YOUR INSTRUCTIONS: Return every line of the data below word for word, omitting the pictures.

(Region listings for page elements)
_____
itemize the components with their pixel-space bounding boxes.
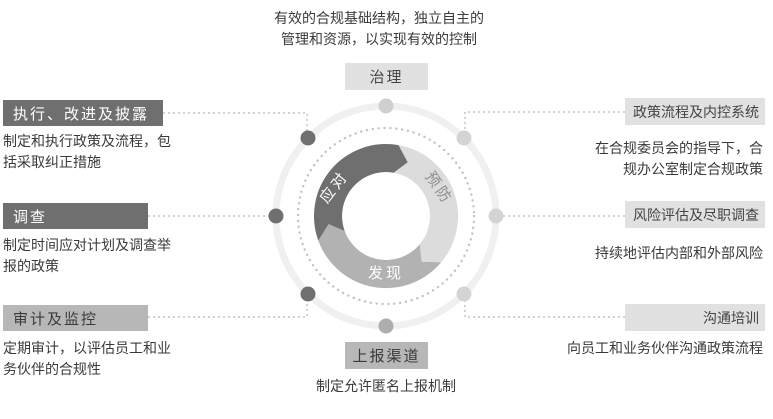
arc-prevention [393,145,459,263]
connector-communication [464,299,625,318]
node-right [488,208,504,224]
arc-response [313,144,408,241]
description-risk: 持续地评估内部和外部风险 [595,246,763,262]
top-description: 有效的合规基础结构，独立自主的管理和资源，以实现有效的控制 [274,11,484,48]
node-top-right [456,130,472,146]
reporting-channel-label-box: 上报渠道 [345,342,428,369]
description-communication: 向员工和业务伙伴沟通政策流程 [567,341,763,357]
node-bottom [378,318,394,334]
description-policy: 在合规委员会的指导下，合规办公室制定合规政策 [595,141,763,178]
description-investigation: 制定时间应对计划及调查举报的政策 [3,238,171,275]
bottom-description: 制定允许匿名上报机制 [316,379,456,395]
connector-policy [464,111,625,133]
arc-detection [318,224,442,289]
node-top [378,98,394,114]
node-bottom-left [300,286,316,302]
node-top-left [300,130,316,146]
connector-implementation [163,112,308,133]
label-box-policy: 政策流程及内控系统 [625,98,765,125]
connector-audit [148,299,308,318]
label-box-audit: 审计及监控 [3,305,148,331]
node-left [268,208,284,224]
description-implementation: 制定和执行政策及流程，包括采取纠正措施 [3,134,171,171]
arc-label-detection: 发现 [368,264,404,282]
label-box-communication: 沟通培训 [625,304,765,331]
label-box-implementation: 执行、改进及披露 [3,100,163,126]
governance-label-box: 治理 [345,63,428,90]
dotted-ring [296,126,476,306]
description-audit: 定期审计，以评估员工和业务伙伴的合规性 [3,341,171,378]
label-box-investigation: 调查 [3,203,148,229]
node-bottom-right [456,286,472,302]
label-box-risk: 风险评估及尽职调查 [625,201,765,228]
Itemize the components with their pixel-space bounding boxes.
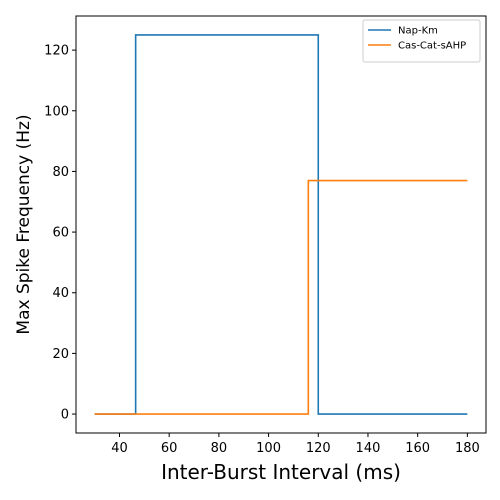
_____
RESULT FOR THIS TASK:
itemize the components with their pixel-space bounding boxes.
arc-prevention [393,145,459,263]
connector-communication [464,299,625,318]
node-right [488,208,504,224]
arc-response [313,144,408,241]
description-risk: 持续地评估内部和外部风险 [595,246,763,262]
top-description: 有效的合规基础结构，独立自主的管理和资源，以实现有效的控制 [274,11,484,48]
node-top-right [456,130,472,146]
reporting-channel-label-box: 上报渠道 [345,342,428,369]
description-communication: 向员工和业务伙伴沟通政策流程 [567,341,763,357]
node-bottom [378,318,394,334]
description-policy: 在合规委员会的指导下，合规办公室制定合规政策 [595,141,763,178]
description-investigation: 制定时间应对计划及调查举报的政策 [3,238,171,275]
bottom-description: 制定允许匿名上报机制 [316,379,456,395]
connector-policy [464,111,625,133]
arc-detection [318,224,442,289]
node-top [378,98,394,114]
node-bottom-left [300,286,316,302]
node-top-left [300,130,316,146]
connector-implementation [163,112,308,133]
label-box-policy: 政策流程及内控系统 [625,98,765,125]
connector-audit [148,299,308,318]
label-box-audit: 审计及监控 [3,305,148,331]
node-left [268,208,284,224]
description-implementation: 制定和执行政策及流程，包括采取纠正措施 [3,134,171,171]
arc-label-detection: 发现 [368,264,404,282]
label-box-communication: 沟通培训 [625,304,765,331]
label-box-implementation: 执行、改进及披露 [3,100,163,126]
governance-label-box: 治理 [345,63,428,90]
dotted-ring [296,126,476,306]
description-audit: 定期审计，以评估员工和业务伙伴的合规性 [3,341,171,378]
label-box-investigation: 调查 [3,203,148,229]
node-bottom-right [456,286,472,302]
label-box-risk: 风险评估及尽职调查 [625,201,765,228]
Itemize the components with their pixel-space bounding boxes.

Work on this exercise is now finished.